» Challenge:
Rewrite every line of the material below as a numbered list, omitting any blank lines.

---------- Records provided ----------

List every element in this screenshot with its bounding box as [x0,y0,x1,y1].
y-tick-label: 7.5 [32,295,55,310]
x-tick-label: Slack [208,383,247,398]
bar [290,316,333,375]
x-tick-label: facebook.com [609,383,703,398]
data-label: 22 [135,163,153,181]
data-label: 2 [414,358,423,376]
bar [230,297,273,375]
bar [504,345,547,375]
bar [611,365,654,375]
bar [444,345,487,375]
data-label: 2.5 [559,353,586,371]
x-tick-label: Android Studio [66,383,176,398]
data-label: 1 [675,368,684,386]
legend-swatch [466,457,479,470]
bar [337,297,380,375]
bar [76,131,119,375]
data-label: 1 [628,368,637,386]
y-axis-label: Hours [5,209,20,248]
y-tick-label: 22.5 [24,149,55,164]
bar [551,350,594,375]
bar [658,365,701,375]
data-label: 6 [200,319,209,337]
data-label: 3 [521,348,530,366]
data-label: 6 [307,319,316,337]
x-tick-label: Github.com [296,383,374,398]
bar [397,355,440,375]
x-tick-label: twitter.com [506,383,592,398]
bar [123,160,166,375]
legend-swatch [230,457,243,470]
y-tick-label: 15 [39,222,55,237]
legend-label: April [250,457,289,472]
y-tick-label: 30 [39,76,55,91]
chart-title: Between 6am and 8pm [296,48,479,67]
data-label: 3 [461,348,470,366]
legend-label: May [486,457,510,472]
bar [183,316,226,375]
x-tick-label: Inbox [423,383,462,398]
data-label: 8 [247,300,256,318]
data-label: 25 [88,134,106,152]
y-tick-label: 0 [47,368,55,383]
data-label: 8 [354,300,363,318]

----------

» Reply to the task:
1. List every element in this screenshot with its bounding box as [x0,y0,x1,y1].
2. y-tick-label: 7.5 [32,295,55,310]
3. x-tick-label: Slack [208,383,247,398]
4. bar [290,316,333,375]
5. x-tick-label: facebook.com [609,383,703,398]
6. data-label: 22 [135,163,153,181]
7. data-label: 2 [414,358,423,376]
8. bar [230,297,273,375]
9. bar [504,345,547,375]
10. bar [611,365,654,375]
11. bar [444,345,487,375]
12. data-label: 2.5 [559,353,586,371]
13. x-tick-label: Android Studio [66,383,176,398]
14. data-label: 1 [675,368,684,386]
15. legend-swatch [466,457,479,470]
16. bar [337,297,380,375]
17. bar [76,131,119,375]
18. data-label: 1 [628,368,637,386]
19. y-axis-label: Hours [5,209,20,248]
20. y-tick-label: 22.5 [24,149,55,164]
21. bar [551,350,594,375]
22. bar [658,365,701,375]
23. data-label: 6 [200,319,209,337]
24. data-label: 3 [521,348,530,366]
25. data-label: 6 [307,319,316,337]
26. x-tick-label: Github.com [296,383,374,398]
27. bar [397,355,440,375]
28. x-tick-label: twitter.com [506,383,592,398]
29. bar [123,160,166,375]
30. legend-swatch [230,457,243,470]
31. y-tick-label: 15 [39,222,55,237]
32. legend-label: April [250,457,289,472]
33. y-tick-label: 30 [39,76,55,91]
34. chart-title: Between 6am and 8pm [296,48,479,67]
35. data-label: 3 [461,348,470,366]
36. legend-label: May [486,457,510,472]
37. bar [183,316,226,375]
38. x-tick-label: Inbox [423,383,462,398]
39. data-label: 8 [247,300,256,318]
40. data-label: 25 [88,134,106,152]
41. y-tick-label: 0 [47,368,55,383]
42. data-label: 8 [354,300,363,318]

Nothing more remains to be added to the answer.